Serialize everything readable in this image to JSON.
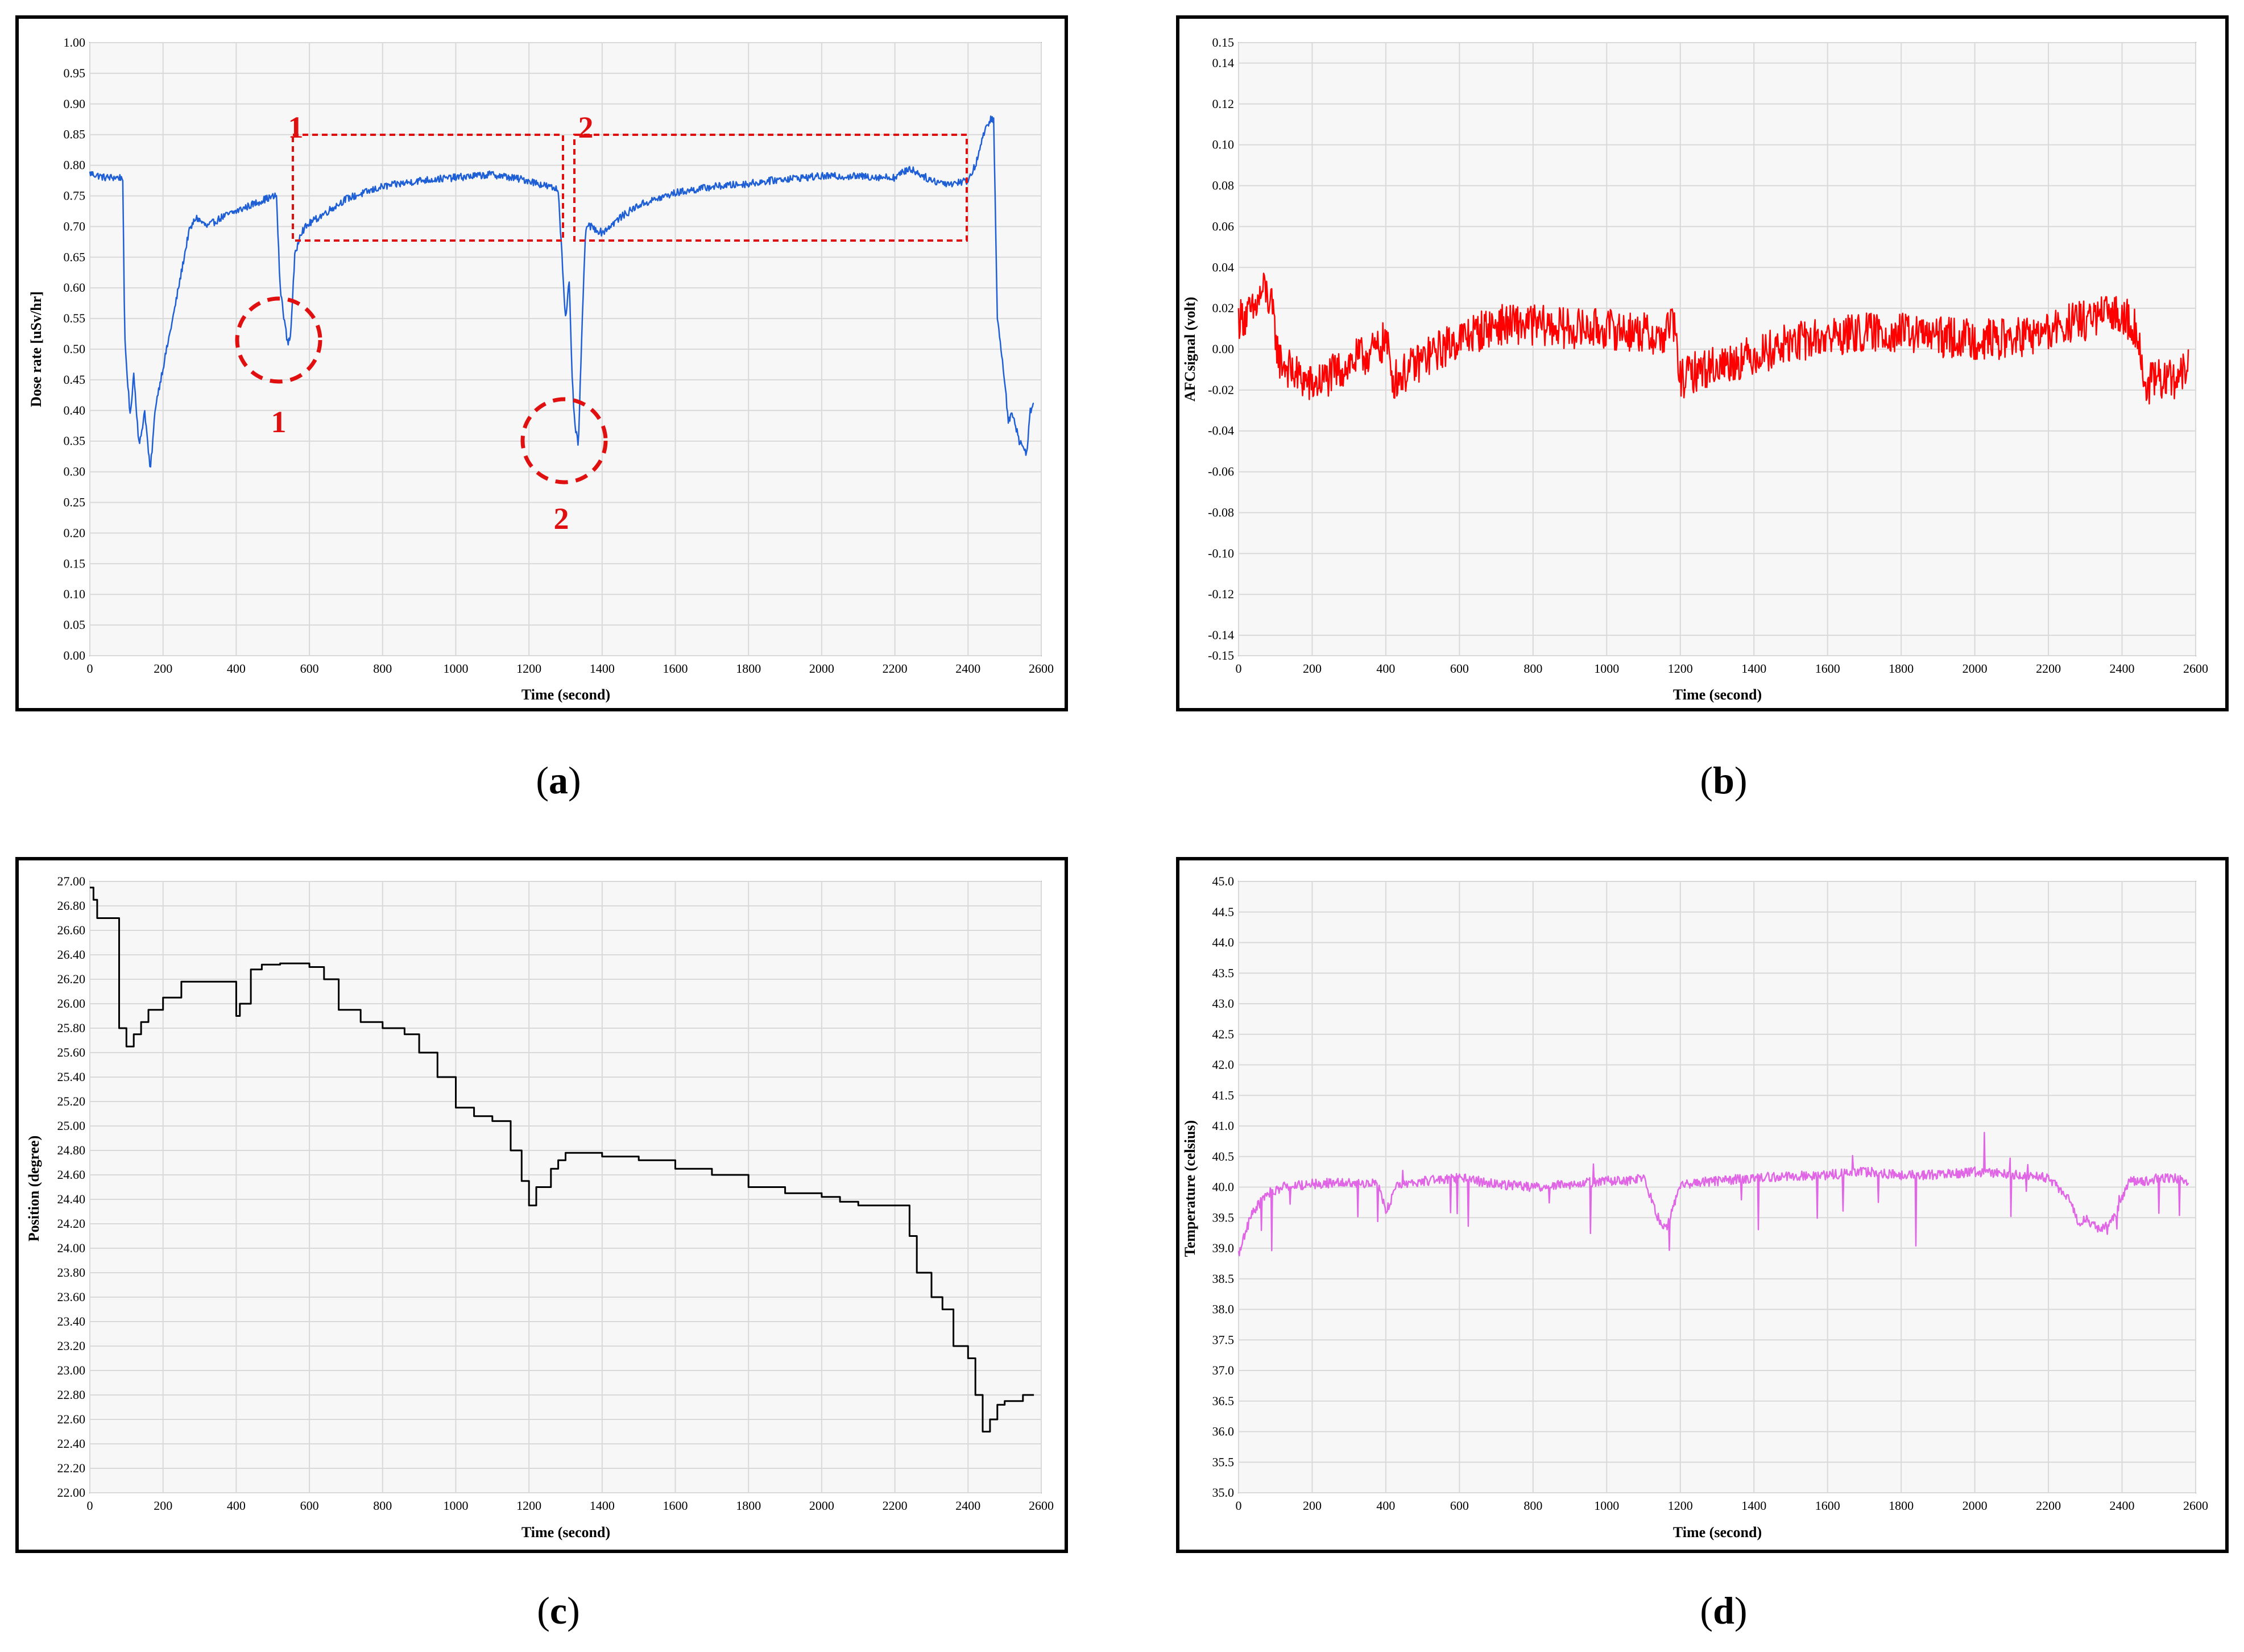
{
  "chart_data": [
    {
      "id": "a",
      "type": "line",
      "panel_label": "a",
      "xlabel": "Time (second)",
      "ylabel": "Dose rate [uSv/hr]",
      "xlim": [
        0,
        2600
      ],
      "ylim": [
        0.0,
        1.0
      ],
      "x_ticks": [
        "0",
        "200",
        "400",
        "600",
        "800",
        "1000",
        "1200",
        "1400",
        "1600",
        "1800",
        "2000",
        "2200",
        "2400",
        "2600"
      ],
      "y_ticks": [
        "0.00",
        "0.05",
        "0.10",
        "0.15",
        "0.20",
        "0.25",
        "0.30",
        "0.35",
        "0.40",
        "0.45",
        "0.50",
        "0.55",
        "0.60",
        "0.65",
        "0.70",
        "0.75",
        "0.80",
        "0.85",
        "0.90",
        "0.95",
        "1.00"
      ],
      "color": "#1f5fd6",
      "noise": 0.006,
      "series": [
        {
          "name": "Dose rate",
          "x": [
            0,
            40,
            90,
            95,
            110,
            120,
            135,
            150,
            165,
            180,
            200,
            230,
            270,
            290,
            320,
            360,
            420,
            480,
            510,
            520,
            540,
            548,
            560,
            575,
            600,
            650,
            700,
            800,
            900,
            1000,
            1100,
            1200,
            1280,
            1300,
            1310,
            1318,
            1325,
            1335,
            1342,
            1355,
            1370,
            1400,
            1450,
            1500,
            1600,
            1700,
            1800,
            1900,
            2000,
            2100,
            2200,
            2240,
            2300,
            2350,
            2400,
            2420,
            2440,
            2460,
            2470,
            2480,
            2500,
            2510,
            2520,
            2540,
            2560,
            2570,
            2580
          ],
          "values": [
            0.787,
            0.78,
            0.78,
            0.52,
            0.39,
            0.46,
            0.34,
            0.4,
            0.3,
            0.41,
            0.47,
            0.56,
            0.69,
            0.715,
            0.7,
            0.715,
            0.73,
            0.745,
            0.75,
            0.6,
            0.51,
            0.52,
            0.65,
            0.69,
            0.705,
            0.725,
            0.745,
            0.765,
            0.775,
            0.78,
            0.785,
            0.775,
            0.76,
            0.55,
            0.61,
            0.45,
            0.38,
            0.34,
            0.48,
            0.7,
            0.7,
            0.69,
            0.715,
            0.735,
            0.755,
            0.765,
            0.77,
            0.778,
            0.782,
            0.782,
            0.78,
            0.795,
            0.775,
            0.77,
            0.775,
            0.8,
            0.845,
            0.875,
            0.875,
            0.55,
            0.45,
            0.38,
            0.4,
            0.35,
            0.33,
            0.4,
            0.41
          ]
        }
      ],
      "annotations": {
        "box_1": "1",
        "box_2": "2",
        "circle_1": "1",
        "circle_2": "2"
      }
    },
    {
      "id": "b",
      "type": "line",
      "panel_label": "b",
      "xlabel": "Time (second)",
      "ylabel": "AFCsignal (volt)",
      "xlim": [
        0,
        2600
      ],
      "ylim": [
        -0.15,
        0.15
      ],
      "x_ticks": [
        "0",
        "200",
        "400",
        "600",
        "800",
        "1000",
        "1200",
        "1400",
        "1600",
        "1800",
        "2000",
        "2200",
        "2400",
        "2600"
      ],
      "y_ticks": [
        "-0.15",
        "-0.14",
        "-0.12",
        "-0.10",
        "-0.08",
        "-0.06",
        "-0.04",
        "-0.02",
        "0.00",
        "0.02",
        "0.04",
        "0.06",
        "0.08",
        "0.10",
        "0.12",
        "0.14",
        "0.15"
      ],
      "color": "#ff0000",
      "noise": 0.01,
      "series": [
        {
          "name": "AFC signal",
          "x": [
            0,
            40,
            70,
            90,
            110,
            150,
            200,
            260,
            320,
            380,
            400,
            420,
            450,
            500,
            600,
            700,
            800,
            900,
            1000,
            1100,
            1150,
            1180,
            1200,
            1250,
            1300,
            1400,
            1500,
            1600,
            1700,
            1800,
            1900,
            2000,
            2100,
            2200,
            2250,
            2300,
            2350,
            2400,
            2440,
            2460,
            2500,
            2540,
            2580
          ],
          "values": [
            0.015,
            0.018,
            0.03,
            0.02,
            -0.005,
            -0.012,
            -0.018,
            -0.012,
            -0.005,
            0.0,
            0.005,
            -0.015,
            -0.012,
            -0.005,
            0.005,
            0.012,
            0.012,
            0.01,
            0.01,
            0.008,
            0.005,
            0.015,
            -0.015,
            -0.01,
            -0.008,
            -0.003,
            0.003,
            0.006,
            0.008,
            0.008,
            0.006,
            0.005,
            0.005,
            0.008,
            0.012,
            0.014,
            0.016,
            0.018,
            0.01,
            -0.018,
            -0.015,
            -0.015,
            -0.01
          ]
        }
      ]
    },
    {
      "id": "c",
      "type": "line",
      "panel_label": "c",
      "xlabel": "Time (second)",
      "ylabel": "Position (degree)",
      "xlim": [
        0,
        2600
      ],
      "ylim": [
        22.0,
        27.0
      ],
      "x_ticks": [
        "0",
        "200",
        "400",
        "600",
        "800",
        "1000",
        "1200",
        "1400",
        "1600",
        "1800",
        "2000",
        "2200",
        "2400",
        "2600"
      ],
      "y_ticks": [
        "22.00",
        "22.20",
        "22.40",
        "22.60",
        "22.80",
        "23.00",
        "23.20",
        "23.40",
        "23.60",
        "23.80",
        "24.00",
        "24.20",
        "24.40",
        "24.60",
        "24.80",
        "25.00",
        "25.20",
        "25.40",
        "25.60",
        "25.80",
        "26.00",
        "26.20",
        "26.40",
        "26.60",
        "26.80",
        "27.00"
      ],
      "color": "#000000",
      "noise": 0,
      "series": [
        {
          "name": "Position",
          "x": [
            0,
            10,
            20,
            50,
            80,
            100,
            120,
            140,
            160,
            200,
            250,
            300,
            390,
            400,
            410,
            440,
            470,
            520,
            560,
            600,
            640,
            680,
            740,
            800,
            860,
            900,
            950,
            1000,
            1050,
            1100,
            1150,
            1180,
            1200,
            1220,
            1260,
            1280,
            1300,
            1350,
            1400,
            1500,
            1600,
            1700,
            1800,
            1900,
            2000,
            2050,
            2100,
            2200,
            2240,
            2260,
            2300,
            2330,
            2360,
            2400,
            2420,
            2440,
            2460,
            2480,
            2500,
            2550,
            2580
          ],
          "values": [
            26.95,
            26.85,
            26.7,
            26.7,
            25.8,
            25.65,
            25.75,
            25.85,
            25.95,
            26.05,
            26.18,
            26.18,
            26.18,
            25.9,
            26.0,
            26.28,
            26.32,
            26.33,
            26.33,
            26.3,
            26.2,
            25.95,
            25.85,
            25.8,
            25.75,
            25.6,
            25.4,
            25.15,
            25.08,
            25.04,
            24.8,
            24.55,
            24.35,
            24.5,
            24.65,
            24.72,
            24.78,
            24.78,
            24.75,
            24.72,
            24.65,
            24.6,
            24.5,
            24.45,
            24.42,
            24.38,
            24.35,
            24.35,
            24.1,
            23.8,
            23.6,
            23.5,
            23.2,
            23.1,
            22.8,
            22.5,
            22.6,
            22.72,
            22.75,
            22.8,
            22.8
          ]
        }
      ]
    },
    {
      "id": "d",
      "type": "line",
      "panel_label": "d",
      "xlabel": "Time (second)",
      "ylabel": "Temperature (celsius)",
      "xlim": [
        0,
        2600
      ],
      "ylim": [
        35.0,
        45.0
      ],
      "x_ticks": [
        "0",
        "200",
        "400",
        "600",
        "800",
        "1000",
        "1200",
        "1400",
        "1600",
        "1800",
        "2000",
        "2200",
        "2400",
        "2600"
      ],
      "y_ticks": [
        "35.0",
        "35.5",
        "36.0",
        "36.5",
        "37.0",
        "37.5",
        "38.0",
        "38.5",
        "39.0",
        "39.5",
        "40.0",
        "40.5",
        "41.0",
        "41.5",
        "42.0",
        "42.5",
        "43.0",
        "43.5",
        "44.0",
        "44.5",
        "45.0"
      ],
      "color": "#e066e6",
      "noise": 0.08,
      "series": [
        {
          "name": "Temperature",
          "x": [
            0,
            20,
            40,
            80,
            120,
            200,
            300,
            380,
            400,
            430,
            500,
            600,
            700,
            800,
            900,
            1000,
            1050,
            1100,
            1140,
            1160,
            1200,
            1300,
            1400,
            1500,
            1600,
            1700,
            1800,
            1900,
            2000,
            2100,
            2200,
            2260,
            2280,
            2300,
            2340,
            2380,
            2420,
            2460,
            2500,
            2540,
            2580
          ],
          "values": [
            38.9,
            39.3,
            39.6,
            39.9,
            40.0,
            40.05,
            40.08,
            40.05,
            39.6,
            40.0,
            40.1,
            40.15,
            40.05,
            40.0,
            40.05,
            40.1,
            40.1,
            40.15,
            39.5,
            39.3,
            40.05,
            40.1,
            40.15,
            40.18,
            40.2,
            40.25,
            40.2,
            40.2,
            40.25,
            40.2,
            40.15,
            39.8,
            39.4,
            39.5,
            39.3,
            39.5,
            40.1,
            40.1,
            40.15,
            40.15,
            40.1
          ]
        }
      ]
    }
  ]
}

WHAT YOU WILL DO =>
Give the number of lines in the entries that include the string "Dose", and nothing more.

RIGHT ANSWER =>
2